▶ **What is expected**
Copy each line where the word "upplevde" occurs.

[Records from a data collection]
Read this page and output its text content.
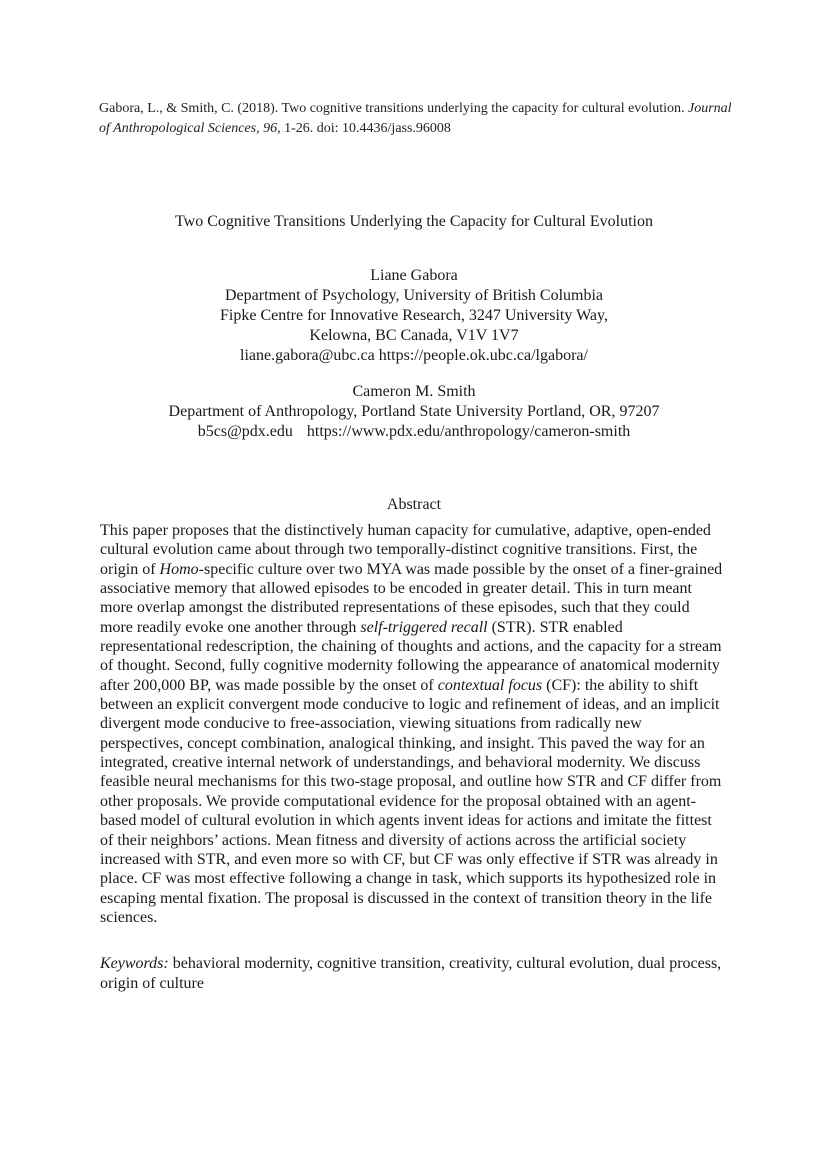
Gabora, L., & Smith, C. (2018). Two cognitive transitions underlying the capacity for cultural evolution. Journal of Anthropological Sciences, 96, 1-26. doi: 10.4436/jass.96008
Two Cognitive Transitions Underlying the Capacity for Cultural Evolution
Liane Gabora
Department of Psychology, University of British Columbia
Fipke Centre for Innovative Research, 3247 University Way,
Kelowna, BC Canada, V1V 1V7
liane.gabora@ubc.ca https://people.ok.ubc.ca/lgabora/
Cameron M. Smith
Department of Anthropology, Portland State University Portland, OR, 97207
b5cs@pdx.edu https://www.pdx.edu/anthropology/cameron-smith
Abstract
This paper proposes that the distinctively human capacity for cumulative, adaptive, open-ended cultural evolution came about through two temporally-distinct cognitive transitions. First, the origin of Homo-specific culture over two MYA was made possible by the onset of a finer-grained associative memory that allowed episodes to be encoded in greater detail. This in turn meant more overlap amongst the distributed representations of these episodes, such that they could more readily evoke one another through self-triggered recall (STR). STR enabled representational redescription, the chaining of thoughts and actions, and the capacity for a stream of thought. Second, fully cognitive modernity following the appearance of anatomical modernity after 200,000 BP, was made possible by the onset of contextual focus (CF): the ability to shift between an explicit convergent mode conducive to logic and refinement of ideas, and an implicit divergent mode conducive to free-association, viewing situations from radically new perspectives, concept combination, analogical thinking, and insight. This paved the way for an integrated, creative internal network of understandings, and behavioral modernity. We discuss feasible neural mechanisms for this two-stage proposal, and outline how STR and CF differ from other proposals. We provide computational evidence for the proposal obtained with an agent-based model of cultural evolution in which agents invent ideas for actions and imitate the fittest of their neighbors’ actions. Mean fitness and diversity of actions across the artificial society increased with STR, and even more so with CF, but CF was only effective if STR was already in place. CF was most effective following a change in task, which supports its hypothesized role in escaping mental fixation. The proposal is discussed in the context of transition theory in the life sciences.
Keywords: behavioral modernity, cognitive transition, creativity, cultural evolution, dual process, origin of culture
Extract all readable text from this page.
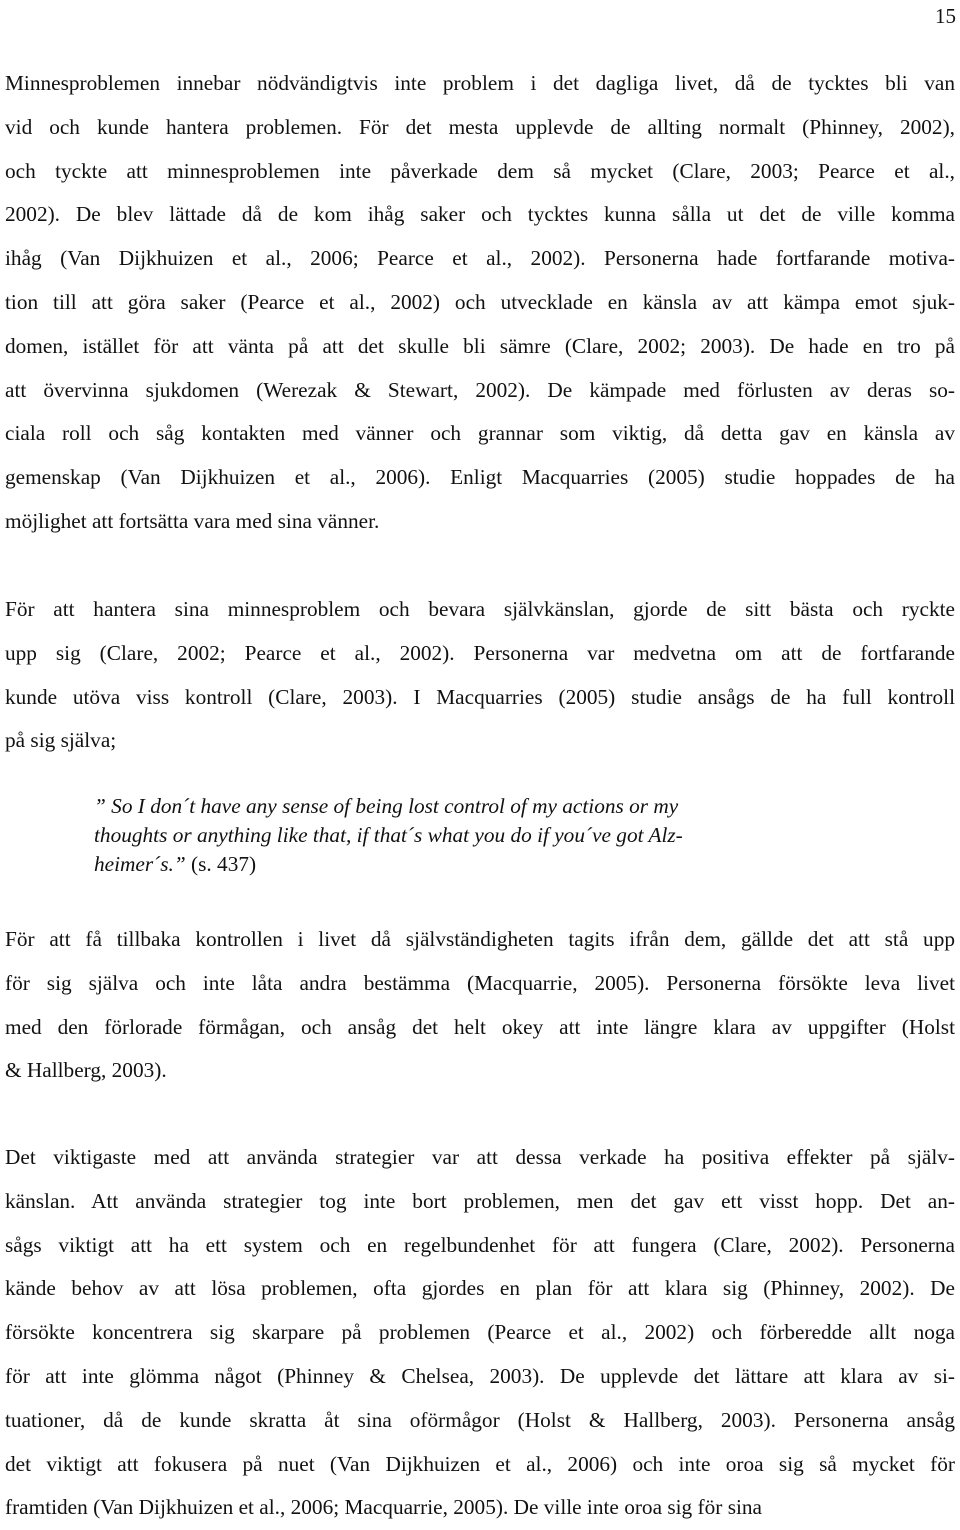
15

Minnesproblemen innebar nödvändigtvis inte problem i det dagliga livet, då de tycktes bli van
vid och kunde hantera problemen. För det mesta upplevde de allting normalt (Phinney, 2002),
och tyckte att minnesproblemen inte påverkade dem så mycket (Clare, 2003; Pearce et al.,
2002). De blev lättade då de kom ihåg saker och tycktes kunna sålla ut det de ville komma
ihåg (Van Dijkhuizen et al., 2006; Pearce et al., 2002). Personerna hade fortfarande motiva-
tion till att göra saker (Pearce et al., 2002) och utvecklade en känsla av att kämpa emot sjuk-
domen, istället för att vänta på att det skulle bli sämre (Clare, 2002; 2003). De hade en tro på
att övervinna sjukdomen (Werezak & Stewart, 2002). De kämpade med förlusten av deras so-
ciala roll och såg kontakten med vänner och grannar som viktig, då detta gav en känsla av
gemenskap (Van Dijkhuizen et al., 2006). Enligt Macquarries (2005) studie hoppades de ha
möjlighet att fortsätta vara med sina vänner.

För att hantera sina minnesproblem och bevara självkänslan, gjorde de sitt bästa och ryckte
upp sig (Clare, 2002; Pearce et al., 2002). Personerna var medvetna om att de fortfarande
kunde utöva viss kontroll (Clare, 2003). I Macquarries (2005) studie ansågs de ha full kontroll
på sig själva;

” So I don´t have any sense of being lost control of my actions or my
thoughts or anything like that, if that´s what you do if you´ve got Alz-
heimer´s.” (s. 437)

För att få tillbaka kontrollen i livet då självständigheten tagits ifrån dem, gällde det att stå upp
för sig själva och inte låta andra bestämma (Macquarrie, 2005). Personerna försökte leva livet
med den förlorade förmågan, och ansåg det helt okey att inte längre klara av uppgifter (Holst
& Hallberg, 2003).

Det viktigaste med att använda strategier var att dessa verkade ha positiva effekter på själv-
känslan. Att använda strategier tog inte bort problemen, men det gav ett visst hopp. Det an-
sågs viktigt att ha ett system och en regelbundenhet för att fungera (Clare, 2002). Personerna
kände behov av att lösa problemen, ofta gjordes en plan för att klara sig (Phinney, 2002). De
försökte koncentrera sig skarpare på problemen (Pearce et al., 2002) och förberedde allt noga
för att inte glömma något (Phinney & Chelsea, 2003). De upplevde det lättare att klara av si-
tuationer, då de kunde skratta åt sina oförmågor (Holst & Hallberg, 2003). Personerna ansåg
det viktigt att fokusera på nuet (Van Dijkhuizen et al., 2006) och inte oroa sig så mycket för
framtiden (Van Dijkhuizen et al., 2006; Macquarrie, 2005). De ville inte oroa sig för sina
* * *
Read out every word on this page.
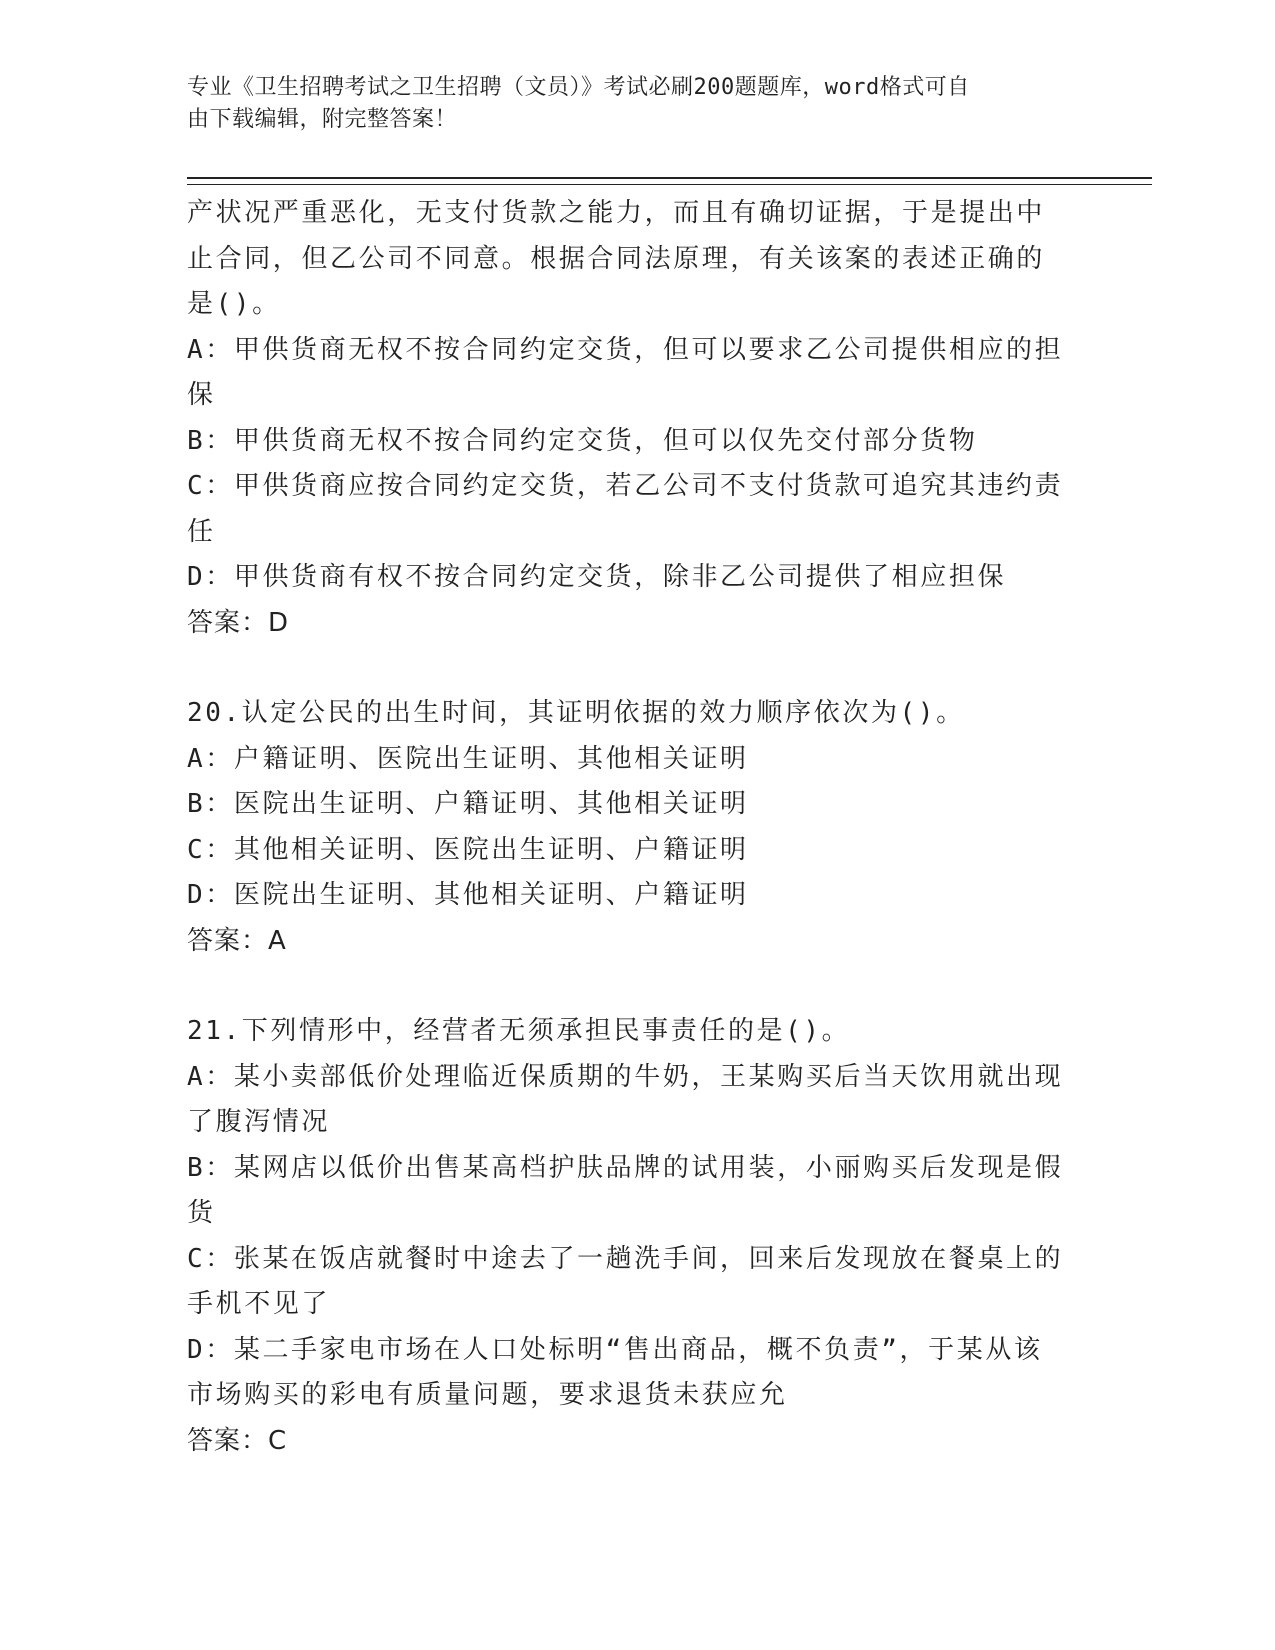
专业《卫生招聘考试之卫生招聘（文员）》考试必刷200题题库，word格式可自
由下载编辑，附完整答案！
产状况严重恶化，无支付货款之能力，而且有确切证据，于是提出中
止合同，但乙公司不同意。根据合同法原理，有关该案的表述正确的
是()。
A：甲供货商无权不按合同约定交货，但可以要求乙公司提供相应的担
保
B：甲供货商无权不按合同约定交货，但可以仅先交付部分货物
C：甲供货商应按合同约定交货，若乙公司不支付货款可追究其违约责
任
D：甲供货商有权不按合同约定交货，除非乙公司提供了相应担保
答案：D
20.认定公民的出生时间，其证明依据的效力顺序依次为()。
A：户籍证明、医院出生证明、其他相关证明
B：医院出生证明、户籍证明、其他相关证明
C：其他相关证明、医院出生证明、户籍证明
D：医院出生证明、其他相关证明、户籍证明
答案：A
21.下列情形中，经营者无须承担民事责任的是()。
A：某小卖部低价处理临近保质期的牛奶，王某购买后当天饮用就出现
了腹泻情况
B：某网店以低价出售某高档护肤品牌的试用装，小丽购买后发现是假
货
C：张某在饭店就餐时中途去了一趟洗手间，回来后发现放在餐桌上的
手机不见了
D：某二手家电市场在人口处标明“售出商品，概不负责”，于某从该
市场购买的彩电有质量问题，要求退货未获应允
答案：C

▶ **Written answer**
vid och kunde hantera problemen. För det mesta upplevde de allting normalt (Phinney, 2002),
för att inte glömma något (Phinney & Chelsea, 2003). De upplevde det lättare att klara av si-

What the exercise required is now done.